## [YOUR OBJECTIVE]
Copy every line of the records below that holds the word "this".

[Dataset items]

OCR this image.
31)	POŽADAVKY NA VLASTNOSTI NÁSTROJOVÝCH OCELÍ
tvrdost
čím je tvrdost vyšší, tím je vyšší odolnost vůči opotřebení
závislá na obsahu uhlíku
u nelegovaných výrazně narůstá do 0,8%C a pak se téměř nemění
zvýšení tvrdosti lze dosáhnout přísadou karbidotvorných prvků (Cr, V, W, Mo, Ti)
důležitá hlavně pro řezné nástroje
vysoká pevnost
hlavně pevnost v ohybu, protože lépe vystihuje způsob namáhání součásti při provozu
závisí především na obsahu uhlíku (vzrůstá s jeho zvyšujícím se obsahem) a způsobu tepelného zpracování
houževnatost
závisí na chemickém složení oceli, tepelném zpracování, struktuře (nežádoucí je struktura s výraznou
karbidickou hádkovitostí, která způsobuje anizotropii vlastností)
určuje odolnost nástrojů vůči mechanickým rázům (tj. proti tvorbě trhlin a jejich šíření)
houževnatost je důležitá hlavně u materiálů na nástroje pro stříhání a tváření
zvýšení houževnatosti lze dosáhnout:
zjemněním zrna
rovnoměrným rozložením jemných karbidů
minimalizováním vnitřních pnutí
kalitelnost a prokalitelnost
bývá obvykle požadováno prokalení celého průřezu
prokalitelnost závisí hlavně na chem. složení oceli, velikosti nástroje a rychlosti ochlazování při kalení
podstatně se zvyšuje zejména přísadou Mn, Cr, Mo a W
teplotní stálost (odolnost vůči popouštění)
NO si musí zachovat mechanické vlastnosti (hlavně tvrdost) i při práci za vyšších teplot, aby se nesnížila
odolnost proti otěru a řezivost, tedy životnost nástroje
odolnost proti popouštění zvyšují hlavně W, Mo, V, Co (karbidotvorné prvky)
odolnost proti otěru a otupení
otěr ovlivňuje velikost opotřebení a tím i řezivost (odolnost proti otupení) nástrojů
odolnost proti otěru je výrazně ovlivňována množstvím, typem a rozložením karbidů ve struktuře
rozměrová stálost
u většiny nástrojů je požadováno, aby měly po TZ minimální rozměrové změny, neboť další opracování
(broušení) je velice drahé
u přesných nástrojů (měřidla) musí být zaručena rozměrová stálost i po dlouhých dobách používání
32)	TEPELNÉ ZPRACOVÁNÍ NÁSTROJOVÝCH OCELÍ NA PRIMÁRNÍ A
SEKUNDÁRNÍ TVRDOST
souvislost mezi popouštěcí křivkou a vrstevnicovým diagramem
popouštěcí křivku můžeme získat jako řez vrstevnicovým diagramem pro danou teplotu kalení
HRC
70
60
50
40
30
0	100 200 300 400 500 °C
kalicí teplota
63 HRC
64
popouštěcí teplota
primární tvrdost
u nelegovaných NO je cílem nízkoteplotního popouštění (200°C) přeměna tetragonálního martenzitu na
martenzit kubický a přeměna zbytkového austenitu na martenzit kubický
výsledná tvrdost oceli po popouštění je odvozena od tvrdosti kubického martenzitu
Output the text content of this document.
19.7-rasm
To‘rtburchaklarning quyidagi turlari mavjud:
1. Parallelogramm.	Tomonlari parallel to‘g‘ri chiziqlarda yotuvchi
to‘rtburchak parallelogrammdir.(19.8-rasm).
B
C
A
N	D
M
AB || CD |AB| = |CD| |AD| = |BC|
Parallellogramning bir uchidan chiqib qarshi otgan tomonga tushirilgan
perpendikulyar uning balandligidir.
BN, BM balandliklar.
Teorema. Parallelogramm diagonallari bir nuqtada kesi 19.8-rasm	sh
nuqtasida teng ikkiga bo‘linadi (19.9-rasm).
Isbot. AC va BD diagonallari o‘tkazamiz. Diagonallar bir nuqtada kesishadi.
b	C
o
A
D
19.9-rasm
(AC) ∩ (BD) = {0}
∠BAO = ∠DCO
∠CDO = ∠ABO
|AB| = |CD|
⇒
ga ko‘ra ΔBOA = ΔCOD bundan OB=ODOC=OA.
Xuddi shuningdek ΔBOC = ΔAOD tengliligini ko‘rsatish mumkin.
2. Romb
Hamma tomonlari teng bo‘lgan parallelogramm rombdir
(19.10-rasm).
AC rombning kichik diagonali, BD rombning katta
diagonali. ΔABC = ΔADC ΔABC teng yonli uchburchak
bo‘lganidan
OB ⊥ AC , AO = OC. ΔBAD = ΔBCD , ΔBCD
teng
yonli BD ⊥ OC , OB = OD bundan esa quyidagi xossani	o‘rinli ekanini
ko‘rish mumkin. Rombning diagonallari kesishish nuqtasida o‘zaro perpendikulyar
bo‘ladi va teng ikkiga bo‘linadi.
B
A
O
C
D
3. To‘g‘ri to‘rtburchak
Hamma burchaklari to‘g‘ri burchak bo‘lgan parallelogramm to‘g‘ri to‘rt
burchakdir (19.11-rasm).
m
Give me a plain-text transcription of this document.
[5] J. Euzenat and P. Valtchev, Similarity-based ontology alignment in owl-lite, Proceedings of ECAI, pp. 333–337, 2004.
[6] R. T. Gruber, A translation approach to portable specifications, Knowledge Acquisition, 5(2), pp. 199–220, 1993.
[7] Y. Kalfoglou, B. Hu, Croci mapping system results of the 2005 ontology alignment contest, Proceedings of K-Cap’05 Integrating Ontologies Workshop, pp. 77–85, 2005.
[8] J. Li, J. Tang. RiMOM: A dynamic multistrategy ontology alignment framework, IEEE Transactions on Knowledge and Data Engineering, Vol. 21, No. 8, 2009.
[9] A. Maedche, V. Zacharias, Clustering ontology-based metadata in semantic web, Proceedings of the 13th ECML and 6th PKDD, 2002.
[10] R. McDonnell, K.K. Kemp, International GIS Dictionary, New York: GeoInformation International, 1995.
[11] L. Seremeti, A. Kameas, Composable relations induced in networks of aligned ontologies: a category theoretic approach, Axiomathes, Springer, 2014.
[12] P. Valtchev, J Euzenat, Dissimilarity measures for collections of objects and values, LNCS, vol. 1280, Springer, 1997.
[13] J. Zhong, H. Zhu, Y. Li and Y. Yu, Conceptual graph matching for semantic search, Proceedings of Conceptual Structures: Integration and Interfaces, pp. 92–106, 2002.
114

## [OUTPUT]
OCR this image.
Output the text content of this document.
Give me a plain-text transcription of this document.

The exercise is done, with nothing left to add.